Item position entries
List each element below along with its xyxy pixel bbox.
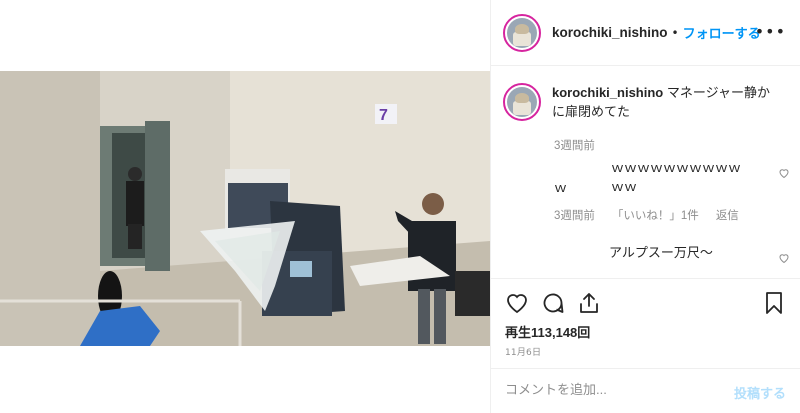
comment-time-1: 3週間前	[554, 210, 595, 222]
comment-input[interactable]	[505, 382, 715, 397]
follow-button[interactable]: フォローする	[683, 23, 761, 42]
action-bar: 再生113,148回 11月6日	[491, 278, 800, 368]
comment-likes-1[interactable]: 「いいね！」1件	[612, 207, 699, 223]
view-count[interactable]: 再生113,148回	[505, 322, 590, 341]
avatar[interactable]	[503, 13, 541, 52]
header-username[interactable]: korochiki_nishino	[552, 25, 668, 40]
heart-icon[interactable]	[505, 291, 529, 315]
add-comment-bar: 投稿する	[491, 368, 800, 413]
avatar-image	[507, 17, 537, 48]
comment-text-1a: ｗｗｗｗｗｗｗｗｗｗｗｗ	[611, 160, 742, 194]
caption-avatar[interactable]	[503, 83, 541, 121]
post-side-panel: korochiki_nishino • フォローする ••• korochiki…	[490, 0, 800, 413]
caption: korochiki_nishino マネージャー静かに扉閉めてた	[503, 83, 788, 121]
comment-text-1b: ｗ	[554, 180, 568, 195]
video-player[interactable]: 7	[0, 71, 490, 346]
caption-username[interactable]: korochiki_nishino	[552, 85, 663, 100]
separator-dot: •	[671, 25, 679, 40]
bookmark-icon[interactable]	[762, 291, 786, 315]
more-horizontal-icon[interactable]: •••	[755, 24, 786, 40]
caption-text: korochiki_nishino マネージャー静かに扉閉めてた	[552, 83, 782, 121]
media-pane: 7	[0, 0, 490, 413]
post-date[interactable]: 11月6日	[505, 345, 541, 358]
share-icon[interactable]	[577, 291, 601, 315]
comment-reply-button[interactable]: 返信	[716, 207, 739, 223]
comment-icon[interactable]	[541, 291, 565, 315]
caption-avatar-image	[507, 87, 537, 117]
comment-meta-1: 3週間前 「いいね！」1件 返信	[554, 207, 739, 223]
post-header: korochiki_nishino • フォローする •••	[491, 0, 800, 66]
caption-time: 3週間前	[554, 140, 595, 152]
comment-text-2: アルプスー万尺〜	[609, 245, 713, 260]
room-number-label: 7	[379, 107, 388, 124]
video-frame: 7	[0, 71, 490, 346]
comment-like-heart-icon[interactable]	[778, 252, 790, 264]
action-icons	[505, 291, 601, 315]
comment-like-heart-icon[interactable]	[778, 167, 790, 179]
post-comment-button[interactable]: 投稿する	[734, 383, 786, 402]
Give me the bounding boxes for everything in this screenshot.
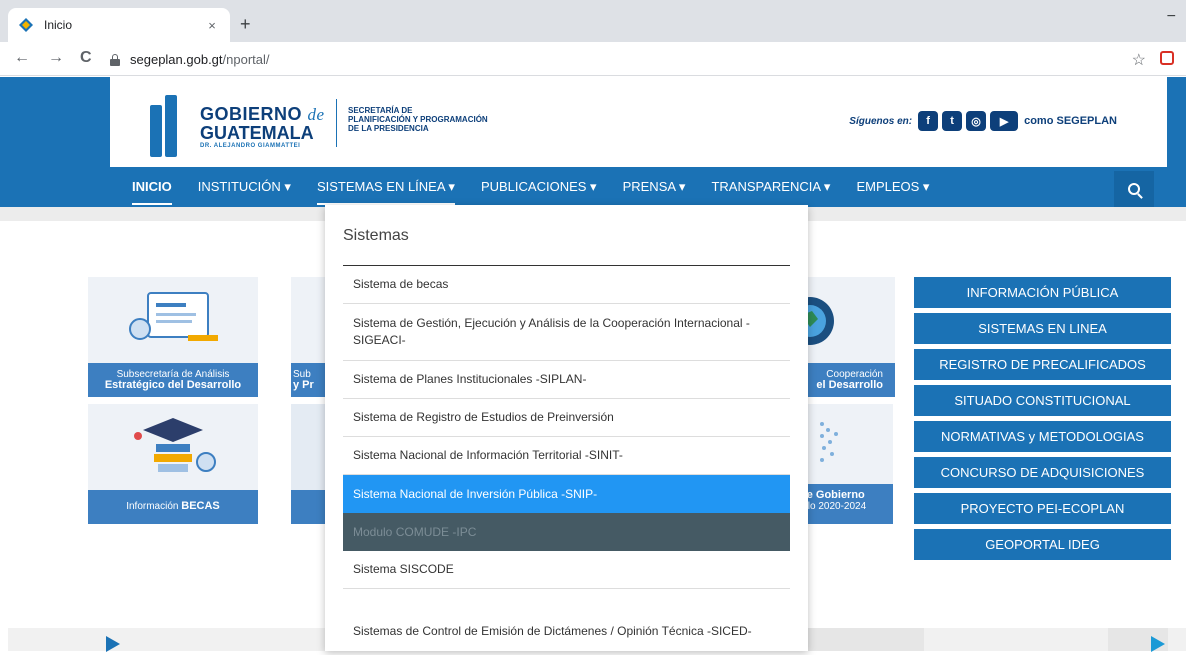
secretaria-line1: SECRETARÍA DE [348, 106, 413, 115]
sistemas-dropdown-menu: Sistemas Sistema de becas Sistema de Ges… [325, 205, 808, 651]
url-path: /nportal/ [222, 51, 270, 67]
tile-caption: Subsecretaría de Análisis Estratégico de… [88, 363, 258, 397]
header-logo-area: GOBIERNO de GUATEMALA DR. ALEJANDRO GIAM… [110, 77, 1167, 167]
address-bar[interactable]: segeplan.gob.gt /nportal/ [110, 46, 1110, 72]
nav-institucion[interactable]: INSTITUCIÓN ▾ [198, 179, 291, 205]
secretaria-line2: PLANIFICACIÓN Y PROGRAMACIÓN [348, 115, 488, 124]
tile-cooperacion[interactable]: Cooperación el Desarrollo [800, 277, 895, 397]
analysis-illustration-icon [129, 292, 218, 341]
tile-caption-bold: Estratégico del Desarrollo [104, 379, 242, 391]
gobierno-logo-icon[interactable] [150, 93, 180, 157]
tile-art [88, 277, 258, 363]
follow-suffix: como SEGEPLAN [1024, 115, 1117, 127]
facebook-icon[interactable]: f [918, 111, 939, 131]
tile-caption: Información BECAS [88, 490, 258, 524]
youtube-icon[interactable]: ▶ [990, 111, 1019, 131]
link-informacion-publica[interactable]: INFORMACIÓN PÚBLICA [914, 277, 1171, 308]
new-tab-button[interactable]: + [240, 14, 251, 35]
search-button[interactable] [1114, 171, 1154, 207]
tile-caption: Cooperación el Desarrollo [800, 363, 895, 397]
tile-art [88, 404, 258, 490]
minimize-window-button[interactable]: − [1167, 8, 1176, 26]
tile-caption-bold: y Pr [293, 379, 314, 391]
dropdown-item-siplan[interactable]: Sistema de Planes Institucionales -SIPLA… [343, 361, 790, 399]
tile-art [800, 404, 893, 490]
carousel-thumb[interactable] [806, 628, 924, 651]
instagram-icon[interactable]: ◎ [966, 111, 987, 131]
dropdown-item-sigeaci[interactable]: Sistema de Gestión, Ejecución y Análisis… [343, 304, 790, 361]
lock-icon [110, 53, 120, 66]
back-button[interactable]: ← [14, 49, 30, 67]
link-situado-constitucional[interactable]: SITUADO CONSTITUCIONAL [914, 385, 1171, 416]
dropdown-item-snip[interactable]: Sistema Nacional de Inversión Pública -S… [343, 475, 790, 513]
link-registro-precalificados[interactable]: REGISTRO DE PRECALIFICADOS [914, 349, 1171, 380]
carousel-next-icon[interactable] [1151, 636, 1165, 652]
dropdown-title: Sistemas [343, 227, 790, 266]
graduation-illustration-icon [134, 418, 216, 472]
reload-button[interactable]: C [80, 49, 92, 67]
dropdown-item-becas[interactable]: Sistema de becas [343, 266, 790, 304]
nav-inicio[interactable]: INICIO [132, 179, 172, 205]
link-normativas-metodologias[interactable]: NORMATIVAS y METODOLOGIAS [914, 421, 1171, 452]
dropdown-item-siscode[interactable]: Sistema SISCODE [343, 551, 790, 589]
tab-close-icon[interactable]: × [204, 18, 220, 33]
twitter-icon[interactable]: t [942, 111, 963, 131]
tile-caption-small: Información [126, 501, 179, 512]
bookmark-star-icon[interactable]: ☆ [1132, 50, 1146, 70]
nav-publicaciones[interactable]: PUBLICACIONES ▾ [481, 179, 597, 205]
tile-plan-gobierno[interactable]: de Gobierno ollo 2020-2024 [800, 404, 893, 524]
tile-caption-bold: el Desarrollo [816, 379, 883, 391]
tile-caption-bold: BECAS [181, 500, 220, 512]
tile-caption-bold: de Gobierno [800, 489, 865, 501]
nav-sistemas-en-linea[interactable]: SISTEMAS EN LÍNEA ▾ [316, 179, 455, 205]
link-concurso-adquisiciones[interactable]: CONCURSO DE ADQUISICIONES [914, 457, 1171, 488]
gov-line3: DR. ALEJANDRO GIAMMATTEI [200, 143, 301, 149]
header-divider [336, 99, 337, 147]
link-geoportal-ideg[interactable]: GEOPORTAL IDEG [914, 529, 1171, 560]
nav-empleos[interactable]: EMPLEOS ▾ [856, 179, 929, 205]
tile-caption-small: ollo 2020-2024 [800, 501, 867, 512]
search-icon [1128, 183, 1140, 195]
secretaria-line3: DE LA PRESIDENCIA [348, 124, 429, 133]
gobierno-wordmark[interactable]: GOBIERNO de GUATEMALA DR. ALEJANDRO GIAM… [200, 105, 325, 149]
tile-caption: de Gobierno ollo 2020-2024 [800, 484, 893, 524]
nav-prensa[interactable]: PRENSA ▾ [623, 179, 686, 205]
right-quick-links: INFORMACIÓN PÚBLICA SISTEMAS EN LINEA RE… [914, 277, 1171, 565]
follow-label: Síguenos en: [849, 115, 913, 127]
dropdown-item-sinit[interactable]: Sistema Nacional de Información Territor… [343, 437, 790, 475]
dropdown-item-preinversion[interactable]: Sistema de Registro de Estudios de Prein… [343, 399, 790, 437]
nav-transparencia[interactable]: TRANSPARENCIA ▾ [711, 179, 830, 205]
social-follow: Síguenos en: f t ◎ ▶ como SEGEPLAN [849, 111, 1117, 131]
link-sistemas-en-linea[interactable]: SISTEMAS EN LINEA [914, 313, 1171, 344]
site-favicon-icon [19, 18, 33, 32]
gov-line2: GUATEMALA [200, 123, 314, 143]
tile-analisis-estrategico[interactable]: Subsecretaría de Análisis Estratégico de… [88, 277, 258, 397]
secretaria-title: SECRETARÍA DE PLANIFICACIÓN Y PROGRAMACI… [348, 106, 488, 133]
tile-informacion-becas[interactable]: Información BECAS [88, 404, 258, 524]
dropdown-item-siced[interactable]: Sistemas de Control de Emisión de Dictám… [343, 589, 790, 655]
forward-button[interactable]: → [48, 49, 64, 67]
site-page: GOBIERNO de GUATEMALA DR. ALEJANDRO GIAM… [0, 77, 1186, 652]
dropdown-item-comude[interactable]: Modulo COMUDE -IPC [343, 513, 790, 551]
tile-art [800, 277, 895, 363]
extension-icon[interactable] [1160, 51, 1174, 65]
browser-toolbar: ← → C segeplan.gob.gt /nportal/ ☆ [0, 42, 1186, 76]
browser-tabstrip: Inicio × + − [0, 0, 1186, 42]
tab-title: Inicio [44, 18, 73, 32]
carousel-play-icon[interactable] [106, 636, 120, 652]
main-nav: INICIO INSTITUCIÓN ▾ SISTEMAS EN LÍNEA ▾… [132, 179, 955, 205]
gov-de: de [307, 105, 325, 124]
gov-line1: GOBIERNO [200, 104, 303, 124]
dots-illustration-icon [820, 422, 838, 462]
link-proyecto-pei-ecoplan[interactable]: PROYECTO PEI-ECOPLAN [914, 493, 1171, 524]
url-host: segeplan.gob.gt [130, 51, 223, 67]
browser-tab[interactable]: Inicio × [8, 8, 230, 42]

▸ Requirements
Quote the lines starting with the line containing "secretaria-line1: SECRETARÍA DE" and going on through the line containing "address-bar[interactable]: segeplan.gob.gt /nportal/".

▸ Result
secretaria-line1: SECRETARÍA DE [348, 106, 413, 115]
sistemas-dropdown-menu: Sistemas Sistema de becas Sistema de Ges… [325, 205, 808, 651]
url-path: /nportal/ [222, 51, 270, 67]
tile-caption: Subsecretaría de Análisis Estratégico de… [88, 363, 258, 397]
header-logo-area: GOBIERNO de GUATEMALA DR. ALEJANDRO GIAM… [110, 77, 1167, 167]
address-bar[interactable]: segeplan.gob.gt /nportal/ [110, 46, 1110, 72]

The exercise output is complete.